WHAT IS REQUIRED => Set the listing down again exactly, please, apart from its pictures.

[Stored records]
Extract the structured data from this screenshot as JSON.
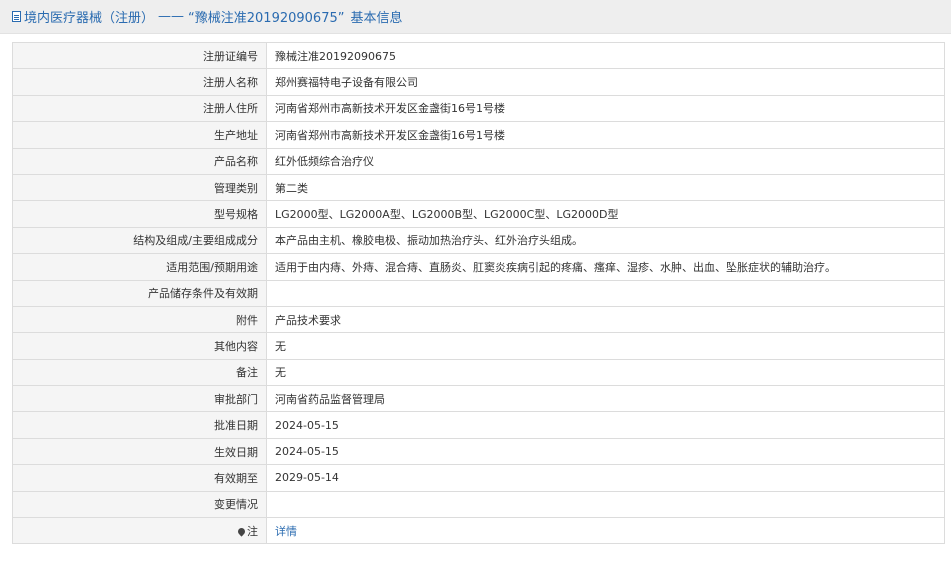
{
  "header": {
    "category": "境内医疗器械（注册）",
    "separator": "——",
    "reg_title": "“豫械注准20192090675”",
    "suffix": "基本信息"
  },
  "rows": [
    {
      "label": "注册证编号",
      "value": "豫械注准20192090675"
    },
    {
      "label": "注册人名称",
      "value": "郑州赛福特电子设备有限公司"
    },
    {
      "label": "注册人住所",
      "value": "河南省郑州市高新技术开发区金盏街16号1号楼"
    },
    {
      "label": "生产地址",
      "value": "河南省郑州市高新技术开发区金盏街16号1号楼"
    },
    {
      "label": "产品名称",
      "value": "红外低频综合治疗仪"
    },
    {
      "label": "管理类别",
      "value": "第二类"
    },
    {
      "label": "型号规格",
      "value": "LG2000型、LG2000A型、LG2000B型、LG2000C型、LG2000D型"
    },
    {
      "label": "结构及组成/主要组成成分",
      "value": "本产品由主机、橡胶电极、振动加热治疗头、红外治疗头组成。"
    },
    {
      "label": "适用范围/预期用途",
      "value": "适用于由内痔、外痔、混合痔、直肠炎、肛窦炎疾病引起的疼痛、瘙痒、湿疹、水肿、出血、坠胀症状的辅助治疗。"
    },
    {
      "label": "产品储存条件及有效期",
      "value": ""
    },
    {
      "label": "附件",
      "value": "产品技术要求"
    },
    {
      "label": "其他内容",
      "value": "无"
    },
    {
      "label": "备注",
      "value": "无"
    },
    {
      "label": "审批部门",
      "value": "河南省药品监督管理局"
    },
    {
      "label": "批准日期",
      "value": "2024-05-15"
    },
    {
      "label": "生效日期",
      "value": "2024-05-15"
    },
    {
      "label": "有效期至",
      "value": "2029-05-14"
    },
    {
      "label": "变更情况",
      "value": ""
    }
  ],
  "note_row": {
    "label": "注",
    "link_text": "详情",
    "icon": "pin-icon"
  },
  "colors": {
    "accent": "#2a6bb0",
    "label_bg": "#f5f5f5",
    "header_bg": "#eeeeee",
    "border": "#dcdcdc"
  }
}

RESULT OF THIS EXERCISE =>
Extract the structured data from this screenshot as JSON.
{
  "header": {
    "category": "境内医疗器械（注册）",
    "separator": "——",
    "reg_title": "“豫械注准20192090675”",
    "suffix": "基本信息"
  },
  "rows": [
    {
      "label": "注册证编号",
      "value": "豫械注准20192090675"
    },
    {
      "label": "注册人名称",
      "value": "郑州赛福特电子设备有限公司"
    },
    {
      "label": "注册人住所",
      "value": "河南省郑州市高新技术开发区金盏街16号1号楼"
    },
    {
      "label": "生产地址",
      "value": "河南省郑州市高新技术开发区金盏街16号1号楼"
    },
    {
      "label": "产品名称",
      "value": "红外低频综合治疗仪"
    },
    {
      "label": "管理类别",
      "value": "第二类"
    },
    {
      "label": "型号规格",
      "value": "LG2000型、LG2000A型、LG2000B型、LG2000C型、LG2000D型"
    },
    {
      "label": "结构及组成/主要组成成分",
      "value": "本产品由主机、橡胶电极、振动加热治疗头、红外治疗头组成。"
    },
    {
      "label": "适用范围/预期用途",
      "value": "适用于由内痔、外痔、混合痔、直肠炎、肛窦炎疾病引起的疼痛、瘙痒、湿疹、水肿、出血、坠胀症状的辅助治疗。"
    },
    {
      "label": "产品储存条件及有效期",
      "value": ""
    },
    {
      "label": "附件",
      "value": "产品技术要求"
    },
    {
      "label": "其他内容",
      "value": "无"
    },
    {
      "label": "备注",
      "value": "无"
    },
    {
      "label": "审批部门",
      "value": "河南省药品监督管理局"
    },
    {
      "label": "批准日期",
      "value": "2024-05-15"
    },
    {
      "label": "生效日期",
      "value": "2024-05-15"
    },
    {
      "label": "有效期至",
      "value": "2029-05-14"
    },
    {
      "label": "变更情况",
      "value": ""
    }
  ],
  "note_row": {
    "label": "注",
    "link_text": "详情",
    "icon": "pin-icon"
  },
  "colors": {
    "accent": "#2a6bb0",
    "label_bg": "#f5f5f5",
    "header_bg": "#eeeeee",
    "border": "#dcdcdc"
  }
}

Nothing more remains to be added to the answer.